═══ Exercise input

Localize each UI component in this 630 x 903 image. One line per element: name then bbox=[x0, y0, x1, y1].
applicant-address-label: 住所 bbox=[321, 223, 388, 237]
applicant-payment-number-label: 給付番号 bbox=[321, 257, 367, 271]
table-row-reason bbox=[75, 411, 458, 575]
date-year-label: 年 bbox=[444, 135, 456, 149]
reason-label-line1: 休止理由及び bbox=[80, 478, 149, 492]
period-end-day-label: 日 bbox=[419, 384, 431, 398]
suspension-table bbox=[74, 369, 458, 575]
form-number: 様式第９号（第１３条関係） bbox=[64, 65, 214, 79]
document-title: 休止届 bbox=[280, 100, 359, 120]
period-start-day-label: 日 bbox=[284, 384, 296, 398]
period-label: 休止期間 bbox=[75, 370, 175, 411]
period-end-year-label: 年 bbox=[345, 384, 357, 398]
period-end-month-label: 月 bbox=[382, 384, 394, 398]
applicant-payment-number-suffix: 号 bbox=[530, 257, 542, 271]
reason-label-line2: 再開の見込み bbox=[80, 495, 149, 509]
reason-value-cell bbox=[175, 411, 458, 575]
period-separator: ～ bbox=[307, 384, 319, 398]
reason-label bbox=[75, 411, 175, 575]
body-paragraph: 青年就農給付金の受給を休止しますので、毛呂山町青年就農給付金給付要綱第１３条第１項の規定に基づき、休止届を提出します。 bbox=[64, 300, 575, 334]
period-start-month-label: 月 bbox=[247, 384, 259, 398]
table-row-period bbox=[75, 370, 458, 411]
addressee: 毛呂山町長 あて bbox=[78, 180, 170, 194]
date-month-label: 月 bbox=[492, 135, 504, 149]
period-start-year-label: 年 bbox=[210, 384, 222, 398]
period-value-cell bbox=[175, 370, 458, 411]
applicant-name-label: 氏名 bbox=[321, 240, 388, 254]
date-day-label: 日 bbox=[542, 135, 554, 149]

══════

* [Written exercise]: Write out every line of the listing above, keeping each character, space and number unchanged.

* [Written response]:
Localize each UI component in this 630 x 903 image. One line per element: name then bbox=[x0, y0, x1, y1].
applicant-address-label: 住所 bbox=[321, 223, 388, 237]
applicant-payment-number-label: 給付番号 bbox=[321, 257, 367, 271]
table-row-reason bbox=[75, 411, 458, 575]
date-year-label: 年 bbox=[444, 135, 456, 149]
reason-label-line1: 休止理由及び bbox=[80, 478, 149, 492]
period-end-day-label: 日 bbox=[419, 384, 431, 398]
suspension-table bbox=[74, 369, 458, 575]
form-number: 様式第９号（第１３条関係） bbox=[64, 65, 214, 79]
document-title: 休止届 bbox=[280, 100, 359, 120]
period-start-day-label: 日 bbox=[284, 384, 296, 398]
period-label: 休止期間 bbox=[75, 370, 175, 411]
period-end-year-label: 年 bbox=[345, 384, 357, 398]
period-end-month-label: 月 bbox=[382, 384, 394, 398]
applicant-payment-number-suffix: 号 bbox=[530, 257, 542, 271]
reason-label-line2: 再開の見込み bbox=[80, 495, 149, 509]
reason-value-cell bbox=[175, 411, 458, 575]
period-separator: ～ bbox=[307, 384, 319, 398]
reason-label bbox=[75, 411, 175, 575]
body-paragraph: 青年就農給付金の受給を休止しますので、毛呂山町青年就農給付金給付要綱第１３条第１項の規定に基づき、休止届を提出します。 bbox=[64, 300, 575, 334]
period-start-month-label: 月 bbox=[247, 384, 259, 398]
table-row-period bbox=[75, 370, 458, 411]
addressee: 毛呂山町長 あて bbox=[78, 180, 170, 194]
date-month-label: 月 bbox=[492, 135, 504, 149]
period-start-year-label: 年 bbox=[210, 384, 222, 398]
period-value-cell bbox=[175, 370, 458, 411]
applicant-name-label: 氏名 bbox=[321, 240, 388, 254]
date-day-label: 日 bbox=[542, 135, 554, 149]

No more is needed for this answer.